▸ EXERCISE: Pictures excluded, copy word for word the lines from the one holding "Extract all readable text from this page." through the last line below.

▸ DATA TO PROCESS:
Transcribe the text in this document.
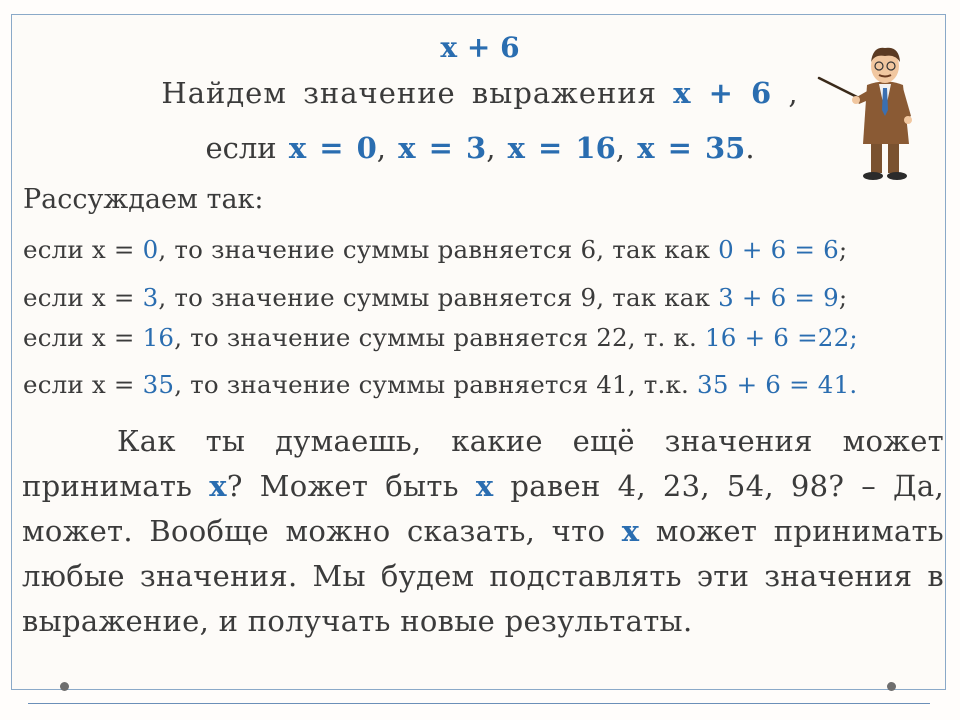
x + 6
Найдем значение выражения x + 6 ,
если x = 0, x = 3, x = 16, x = 35.
Рассуждаем так:
если х = 0, то значение суммы равняется 6, так как 0 + 6 = 6;
если х = 3, то значение суммы равняется 9, так как 3 + 6 = 9;
если х = 16, то значение суммы равняется 22, т. к. 16 + 6 =22;
если х = 35, то значение суммы равняется 41, т.к. 35 + 6 = 41.
Как ты думаешь, какие ещё значения может принимать х? Может быть х равен 4, 23, 54, 98? – Да, может. Вообще можно сказать, что х может принимать любые значения. Мы будем подставлять эти значения в выражение, и получать новые результаты.
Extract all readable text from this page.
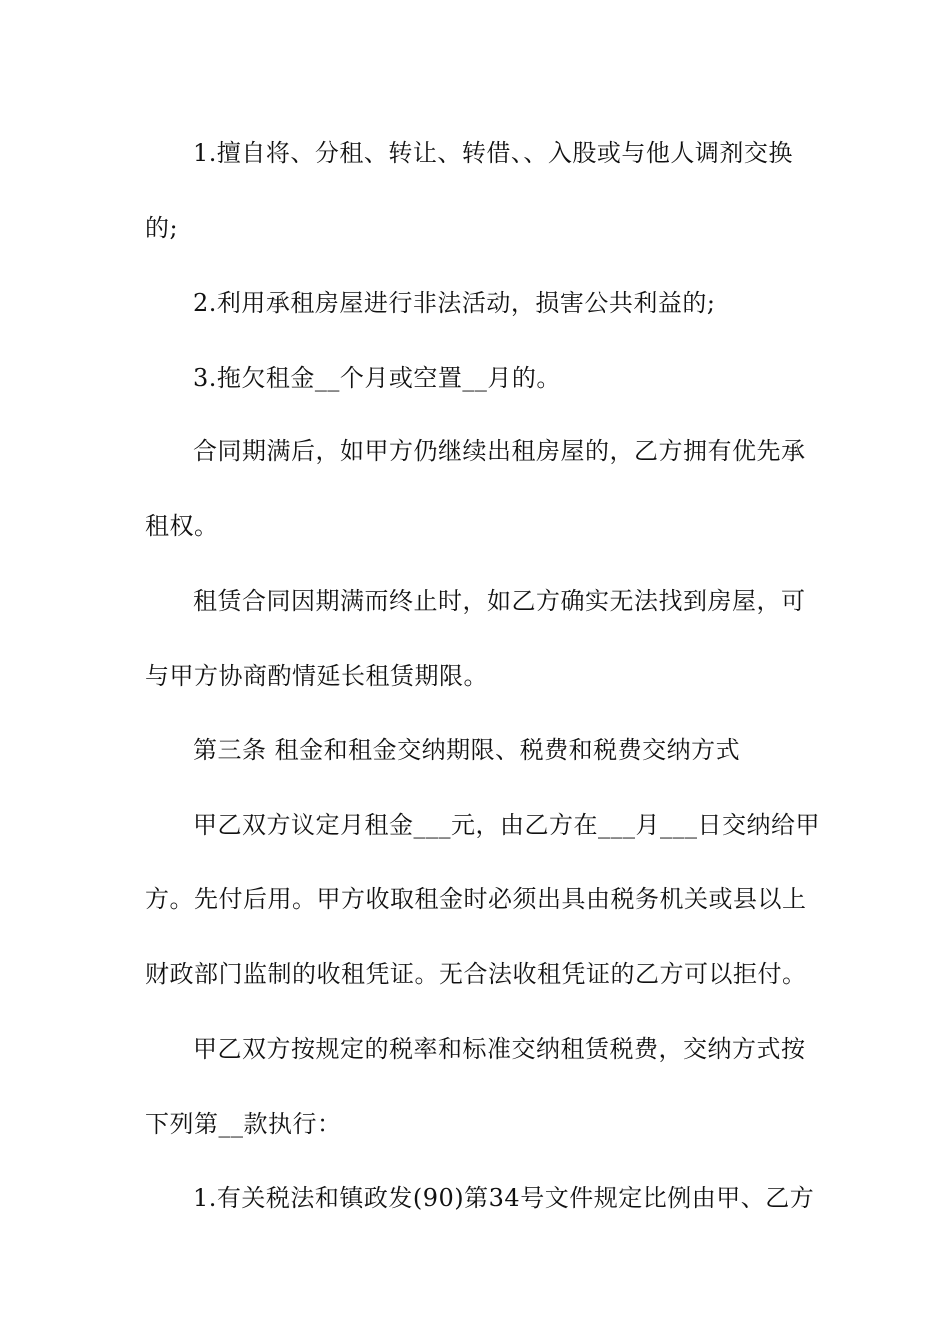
1.擅自将、分租、转让、转借、、入股或与他人调剂交换
的;
2.利用承租房屋进行非法活动，损害公共利益的;
3.拖欠租金__个月或空置__月的。
合同期满后，如甲方仍继续出租房屋的，乙方拥有优先承
租权。
租赁合同因期满而终止时，如乙方确实无法找到房屋，可
与甲方协商酌情延长租赁期限。
第三条 租金和租金交纳期限、税费和税费交纳方式
甲乙双方议定月租金___元，由乙方在___月___日交纳给甲
方。先付后用。甲方收取租金时必须出具由税务机关或县以上
财政部门监制的收租凭证。无合法收租凭证的乙方可以拒付。
甲乙双方按规定的税率和标准交纳租赁税费，交纳方式按
下列第__款执行：
1.有关税法和镇政发(90)第34号文件规定比例由甲、乙方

▸ SOLUTION BELOW:
Extract all readable text from this page.
1.擅自将、分租、转让、转借、、入股或与他人调剂交换
的;
2.利用承租房屋进行非法活动，损害公共利益的;
3.拖欠租金__个月或空置__月的。
合同期满后，如甲方仍继续出租房屋的，乙方拥有优先承
租权。
租赁合同因期满而终止时，如乙方确实无法找到房屋，可
与甲方协商酌情延长租赁期限。
第三条 租金和租金交纳期限、税费和税费交纳方式
甲乙双方议定月租金___元，由乙方在___月___日交纳给甲
方。先付后用。甲方收取租金时必须出具由税务机关或县以上
财政部门监制的收租凭证。无合法收租凭证的乙方可以拒付。
甲乙双方按规定的税率和标准交纳租赁税费，交纳方式按
下列第__款执行：
1.有关税法和镇政发(90)第34号文件规定比例由甲、乙方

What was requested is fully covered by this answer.